- [What the task requires]
Every record that follows must be duplicated exactly, with images left out.

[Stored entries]
++++++++

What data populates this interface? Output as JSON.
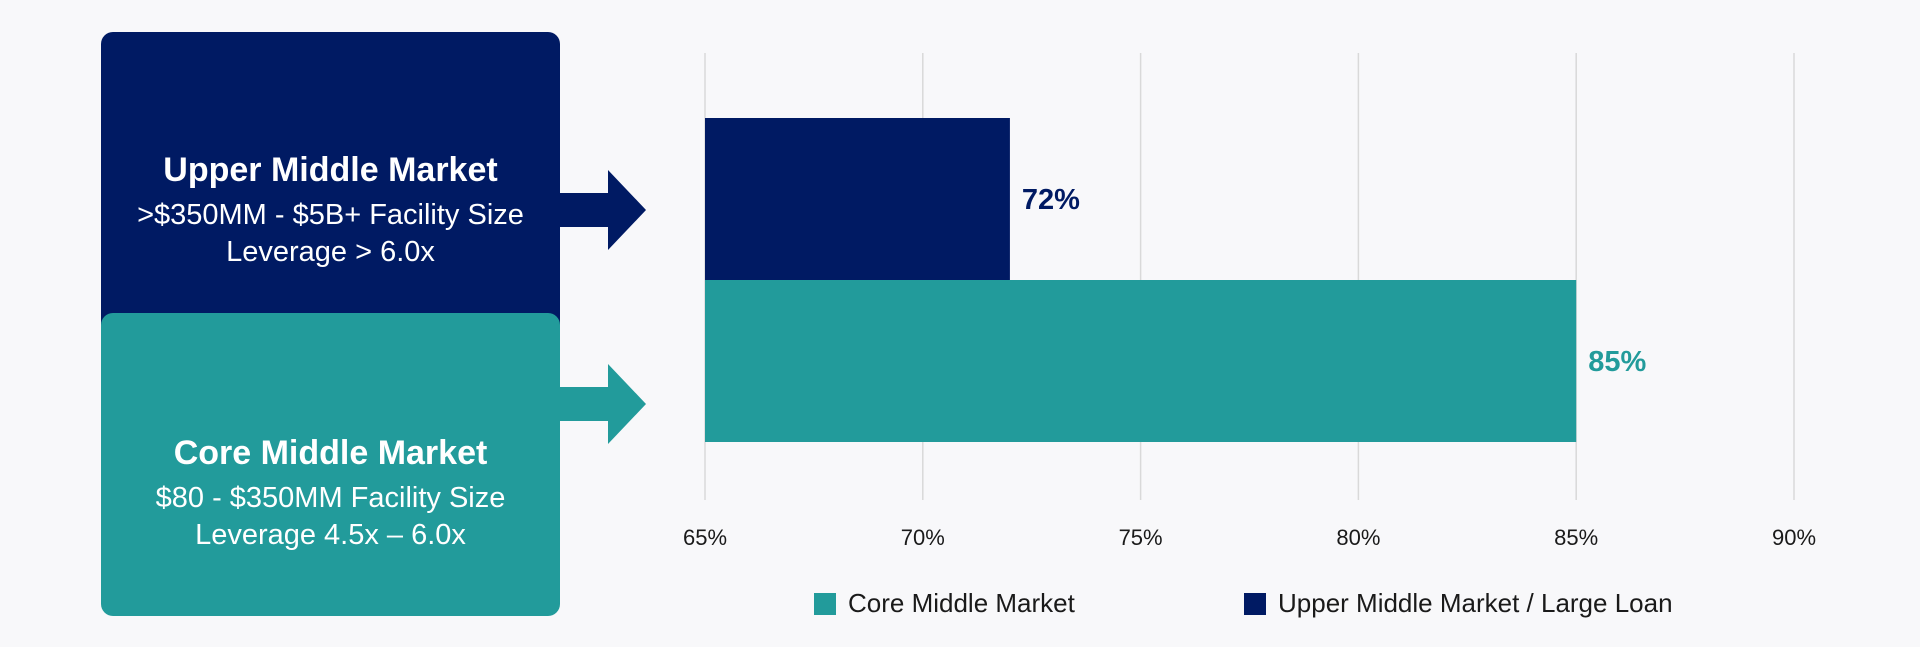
{
  "cards": {
    "upper": {
      "title": "Upper Middle Market",
      "line1": ">$350MM - $5B+ Facility Size",
      "line2": "Leverage > 6.0x",
      "color": "#001a63"
    },
    "core": {
      "title": "Core Middle Market",
      "line1": "$80 - $350MM Facility Size",
      "line2": "Leverage 4.5x – 6.0x",
      "color": "#229b9b"
    }
  },
  "chart_data": {
    "type": "bar",
    "orientation": "horizontal",
    "xlim": [
      65,
      90
    ],
    "xticks": [
      65,
      70,
      75,
      80,
      85,
      90
    ],
    "xtick_labels": [
      "65%",
      "70%",
      "75%",
      "80%",
      "85%",
      "90%"
    ],
    "grid": true,
    "bars": [
      {
        "series": "Upper Middle Market / Large Loan",
        "value": 72,
        "label": "72%",
        "color": "#001a63"
      },
      {
        "series": "Core Middle Market",
        "value": 85,
        "label": "85%",
        "color": "#229b9b"
      }
    ],
    "legend": [
      {
        "name": "Core Middle Market",
        "color": "#229b9b"
      },
      {
        "name": "Upper Middle Market / Large Loan",
        "color": "#001a63"
      }
    ],
    "legend_position": "bottom"
  }
}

++++++++

- [Exercise solution]
What data populates this interface? Output as JSON.
{
  "cards": {
    "upper": {
      "title": "Upper Middle Market",
      "line1": ">$350MM - $5B+ Facility Size",
      "line2": "Leverage > 6.0x",
      "color": "#001a63"
    },
    "core": {
      "title": "Core Middle Market",
      "line1": "$80 - $350MM Facility Size",
      "line2": "Leverage 4.5x – 6.0x",
      "color": "#229b9b"
    }
  },
  "chart_data": {
    "type": "bar",
    "orientation": "horizontal",
    "xlim": [
      65,
      90
    ],
    "xticks": [
      65,
      70,
      75,
      80,
      85,
      90
    ],
    "xtick_labels": [
      "65%",
      "70%",
      "75%",
      "80%",
      "85%",
      "90%"
    ],
    "grid": true,
    "bars": [
      {
        "series": "Upper Middle Market / Large Loan",
        "value": 72,
        "label": "72%",
        "color": "#001a63"
      },
      {
        "series": "Core Middle Market",
        "value": 85,
        "label": "85%",
        "color": "#229b9b"
      }
    ],
    "legend": [
      {
        "name": "Core Middle Market",
        "color": "#229b9b"
      },
      {
        "name": "Upper Middle Market / Large Loan",
        "color": "#001a63"
      }
    ],
    "legend_position": "bottom"
  }
}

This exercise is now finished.